- Provided text -
-- Opening Marker --
The carbon projects supported by SCB have strong community benefits and help companies or individuals to offset their emissions. All projects go through careful quality and credibility assessments, including site visits to certain of our projects by members of our carbon team.
SCB’s Ben Crick reports from a community-based clean water filtration programme in Nepal to see where the carbon finance is going and the tangible community benefits on the ground.
Here in Nepal, natural water is contaminated, which leads to illnesses like diarrhoea and typhoid. This is leading to children missing school and their parents missing work, which is leading to less income, more money spent on medical fees, on an already tight budget.
Before our partners installed these water filters, those who chose to decontaminate their water were using biomass, so they were going into the forest, foraging for wood, chopping down trees and bushes as well as other biomass, and they would use this to burn, to boil the water, to get rid of illnesses and the bacteria.
This process was leading to deforestation, as well as releasing toxic smoke into the households which leads to further health problems.
-- Closing Marker --
- Given information -
-- Opening Marker --
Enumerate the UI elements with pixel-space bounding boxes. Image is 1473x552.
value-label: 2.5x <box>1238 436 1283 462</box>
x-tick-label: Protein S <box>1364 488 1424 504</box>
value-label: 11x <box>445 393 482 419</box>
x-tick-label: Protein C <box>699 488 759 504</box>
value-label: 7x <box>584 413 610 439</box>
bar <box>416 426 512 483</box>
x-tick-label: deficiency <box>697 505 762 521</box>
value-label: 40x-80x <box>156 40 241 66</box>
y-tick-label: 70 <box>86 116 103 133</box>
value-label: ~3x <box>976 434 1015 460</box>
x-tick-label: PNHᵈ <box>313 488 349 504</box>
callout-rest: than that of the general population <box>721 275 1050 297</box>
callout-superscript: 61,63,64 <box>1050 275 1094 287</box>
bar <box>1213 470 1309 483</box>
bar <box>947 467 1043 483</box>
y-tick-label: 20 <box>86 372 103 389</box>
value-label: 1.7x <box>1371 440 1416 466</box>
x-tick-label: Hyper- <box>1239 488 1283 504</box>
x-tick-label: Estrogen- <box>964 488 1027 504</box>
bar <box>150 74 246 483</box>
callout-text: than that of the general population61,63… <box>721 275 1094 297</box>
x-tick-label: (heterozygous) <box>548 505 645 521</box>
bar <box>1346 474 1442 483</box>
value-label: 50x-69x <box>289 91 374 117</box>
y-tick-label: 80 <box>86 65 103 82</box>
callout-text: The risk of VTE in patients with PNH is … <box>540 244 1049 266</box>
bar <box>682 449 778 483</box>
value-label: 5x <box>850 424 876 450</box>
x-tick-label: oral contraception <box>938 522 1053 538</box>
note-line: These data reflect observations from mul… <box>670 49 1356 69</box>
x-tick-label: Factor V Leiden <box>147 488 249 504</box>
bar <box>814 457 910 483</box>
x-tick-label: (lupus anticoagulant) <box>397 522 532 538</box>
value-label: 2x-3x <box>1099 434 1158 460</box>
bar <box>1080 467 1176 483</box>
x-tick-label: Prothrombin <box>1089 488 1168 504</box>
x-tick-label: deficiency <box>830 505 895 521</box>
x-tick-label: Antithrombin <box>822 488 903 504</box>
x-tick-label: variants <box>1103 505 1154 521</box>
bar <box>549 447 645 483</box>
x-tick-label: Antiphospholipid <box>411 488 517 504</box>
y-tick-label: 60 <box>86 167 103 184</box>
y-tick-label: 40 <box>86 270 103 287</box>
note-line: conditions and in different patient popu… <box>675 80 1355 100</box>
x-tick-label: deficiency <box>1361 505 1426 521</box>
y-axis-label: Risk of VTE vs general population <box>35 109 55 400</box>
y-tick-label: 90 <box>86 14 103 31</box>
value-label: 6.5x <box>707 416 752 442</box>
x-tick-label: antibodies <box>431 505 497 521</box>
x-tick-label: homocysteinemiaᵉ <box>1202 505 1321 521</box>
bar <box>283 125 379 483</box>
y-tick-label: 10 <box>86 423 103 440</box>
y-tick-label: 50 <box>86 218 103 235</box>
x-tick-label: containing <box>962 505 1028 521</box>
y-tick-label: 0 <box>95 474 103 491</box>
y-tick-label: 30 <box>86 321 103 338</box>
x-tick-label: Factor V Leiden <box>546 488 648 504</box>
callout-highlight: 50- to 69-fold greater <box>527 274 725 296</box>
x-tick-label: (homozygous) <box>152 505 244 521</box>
-- Closing Marker --
- Questions to answer -
[a] Update the Nepal water filtration report from "SCB’s Ben Crick" up to and including "already tight budget.", replacing "Nepal" with "the region".
[b] What outcomes does the Nepal water filtration report say the waterborne illnesses are leading to? List them.
[c] Proceed with the Nepal water filtration report, picking up after its final sentence.

- Results in order -
[a]
SCB’s Ben Crick reports from a community-based clean water filtration programme in the region to see where the carbon finance is going and the tangible community benefits on the ground.
Here in the region, natural water is contaminated, which leads to illnesses like diarrhoea and typhoid. This is leading to children missing school and their parents missing work, which is leading to less income, more money spent on medical fees, on an already tight budget.

[b]
- Children missing school
- Parents missing work
- Less income
- More money spent on medical fees

[c]
We’re supporting our partners to install these filters, which relieve the need to boil water, and hence the deforestation doesn’t occur, so the associated emissions are reduced and avoided.
Tackling climate change can seem like a daunting challenge because it’s such a global problem, but that doesn’t mean that as individuals we can’t do our part.
If you’ve ever wondered what it means to offset your individual emissions, it involves supporting projects like the ones I’ve described and the ones that you’ve seen in the videos, as well as clean cooking solutions, social forestry projects and renewable energy programmes.
Without your support these projects wouldn’t happen.